**WHAT YOU HAVE TO DO:** Report every line in the listing below where the string "right" shows up.
--- RECORDS SUPPLIED ---
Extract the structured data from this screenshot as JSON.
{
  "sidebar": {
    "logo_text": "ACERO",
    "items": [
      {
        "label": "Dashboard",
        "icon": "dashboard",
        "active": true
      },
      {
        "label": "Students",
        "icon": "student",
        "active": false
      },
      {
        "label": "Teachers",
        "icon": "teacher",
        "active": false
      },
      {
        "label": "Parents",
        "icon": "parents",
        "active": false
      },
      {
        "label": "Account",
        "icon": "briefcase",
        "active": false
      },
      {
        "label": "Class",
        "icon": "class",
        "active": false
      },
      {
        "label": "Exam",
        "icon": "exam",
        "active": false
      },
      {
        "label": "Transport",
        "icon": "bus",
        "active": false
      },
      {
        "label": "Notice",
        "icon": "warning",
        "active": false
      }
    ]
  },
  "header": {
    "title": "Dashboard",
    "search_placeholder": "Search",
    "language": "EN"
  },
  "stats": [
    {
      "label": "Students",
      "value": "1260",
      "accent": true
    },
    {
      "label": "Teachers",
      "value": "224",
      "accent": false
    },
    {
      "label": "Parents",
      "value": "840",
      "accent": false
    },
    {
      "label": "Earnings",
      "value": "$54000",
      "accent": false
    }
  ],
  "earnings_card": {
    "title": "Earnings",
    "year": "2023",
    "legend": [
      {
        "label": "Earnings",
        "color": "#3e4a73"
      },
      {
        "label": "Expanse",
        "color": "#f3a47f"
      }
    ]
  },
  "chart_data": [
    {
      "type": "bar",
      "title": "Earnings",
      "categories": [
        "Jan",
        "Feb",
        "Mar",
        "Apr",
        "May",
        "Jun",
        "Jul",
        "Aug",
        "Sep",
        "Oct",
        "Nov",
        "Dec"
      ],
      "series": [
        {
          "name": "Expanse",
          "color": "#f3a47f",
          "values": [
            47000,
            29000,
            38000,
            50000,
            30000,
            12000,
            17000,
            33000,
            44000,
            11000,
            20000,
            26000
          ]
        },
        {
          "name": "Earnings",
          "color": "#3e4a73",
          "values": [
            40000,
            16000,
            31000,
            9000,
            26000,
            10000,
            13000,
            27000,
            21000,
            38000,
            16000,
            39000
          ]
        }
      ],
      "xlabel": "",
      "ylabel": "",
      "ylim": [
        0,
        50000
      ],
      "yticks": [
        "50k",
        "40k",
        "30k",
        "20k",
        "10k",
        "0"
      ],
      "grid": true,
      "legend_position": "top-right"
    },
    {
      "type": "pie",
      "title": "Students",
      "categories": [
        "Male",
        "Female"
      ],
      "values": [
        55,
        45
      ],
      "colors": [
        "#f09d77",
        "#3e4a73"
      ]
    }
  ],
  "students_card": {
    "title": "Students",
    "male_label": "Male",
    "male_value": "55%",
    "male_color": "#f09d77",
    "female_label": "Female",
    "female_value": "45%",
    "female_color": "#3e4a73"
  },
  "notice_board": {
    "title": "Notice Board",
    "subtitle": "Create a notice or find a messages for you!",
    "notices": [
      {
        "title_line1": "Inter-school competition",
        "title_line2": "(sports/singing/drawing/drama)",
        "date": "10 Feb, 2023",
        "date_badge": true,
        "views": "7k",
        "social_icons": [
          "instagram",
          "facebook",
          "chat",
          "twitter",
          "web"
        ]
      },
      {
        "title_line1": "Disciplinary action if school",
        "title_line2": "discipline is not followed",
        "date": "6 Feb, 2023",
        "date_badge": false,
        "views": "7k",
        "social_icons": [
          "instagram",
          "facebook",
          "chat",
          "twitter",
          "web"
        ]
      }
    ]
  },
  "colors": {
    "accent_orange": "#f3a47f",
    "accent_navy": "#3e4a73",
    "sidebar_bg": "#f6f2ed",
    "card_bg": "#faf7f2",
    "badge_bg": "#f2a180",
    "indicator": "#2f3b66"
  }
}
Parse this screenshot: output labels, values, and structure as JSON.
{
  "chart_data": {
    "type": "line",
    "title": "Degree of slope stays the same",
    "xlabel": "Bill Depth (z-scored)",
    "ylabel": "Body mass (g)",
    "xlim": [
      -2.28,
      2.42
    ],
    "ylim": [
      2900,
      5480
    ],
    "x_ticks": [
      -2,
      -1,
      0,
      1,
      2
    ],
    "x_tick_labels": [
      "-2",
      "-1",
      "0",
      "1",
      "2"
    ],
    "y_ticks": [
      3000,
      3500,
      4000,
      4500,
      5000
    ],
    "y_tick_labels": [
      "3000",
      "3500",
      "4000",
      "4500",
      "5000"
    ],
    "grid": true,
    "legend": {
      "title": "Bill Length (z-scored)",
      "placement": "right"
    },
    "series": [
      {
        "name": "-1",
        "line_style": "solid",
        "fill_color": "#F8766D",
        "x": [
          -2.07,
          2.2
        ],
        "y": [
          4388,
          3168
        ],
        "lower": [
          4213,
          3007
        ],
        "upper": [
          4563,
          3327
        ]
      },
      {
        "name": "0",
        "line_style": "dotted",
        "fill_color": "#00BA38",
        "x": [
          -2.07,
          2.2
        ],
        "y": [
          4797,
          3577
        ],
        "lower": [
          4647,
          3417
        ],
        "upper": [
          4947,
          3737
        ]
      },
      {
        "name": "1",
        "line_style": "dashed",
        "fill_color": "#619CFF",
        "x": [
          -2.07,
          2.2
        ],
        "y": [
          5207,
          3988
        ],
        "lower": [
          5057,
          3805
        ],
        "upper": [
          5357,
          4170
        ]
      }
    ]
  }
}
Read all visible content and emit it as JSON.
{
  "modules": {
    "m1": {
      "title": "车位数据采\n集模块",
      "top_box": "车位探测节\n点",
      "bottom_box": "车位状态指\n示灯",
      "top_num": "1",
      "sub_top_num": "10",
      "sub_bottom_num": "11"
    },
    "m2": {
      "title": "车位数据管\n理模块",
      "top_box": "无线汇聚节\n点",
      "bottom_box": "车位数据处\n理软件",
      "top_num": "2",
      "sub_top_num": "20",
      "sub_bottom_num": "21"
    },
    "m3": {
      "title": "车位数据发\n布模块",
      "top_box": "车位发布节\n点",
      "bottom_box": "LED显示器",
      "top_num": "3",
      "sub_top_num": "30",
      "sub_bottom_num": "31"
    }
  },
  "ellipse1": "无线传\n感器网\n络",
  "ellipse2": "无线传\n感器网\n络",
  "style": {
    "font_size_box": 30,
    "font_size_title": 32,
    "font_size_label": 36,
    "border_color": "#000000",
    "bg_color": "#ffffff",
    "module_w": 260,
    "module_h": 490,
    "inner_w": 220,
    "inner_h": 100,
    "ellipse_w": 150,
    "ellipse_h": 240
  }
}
---
**EXERCISE RESULT:**
      "legend_position": "top-right"
      "placement": "right"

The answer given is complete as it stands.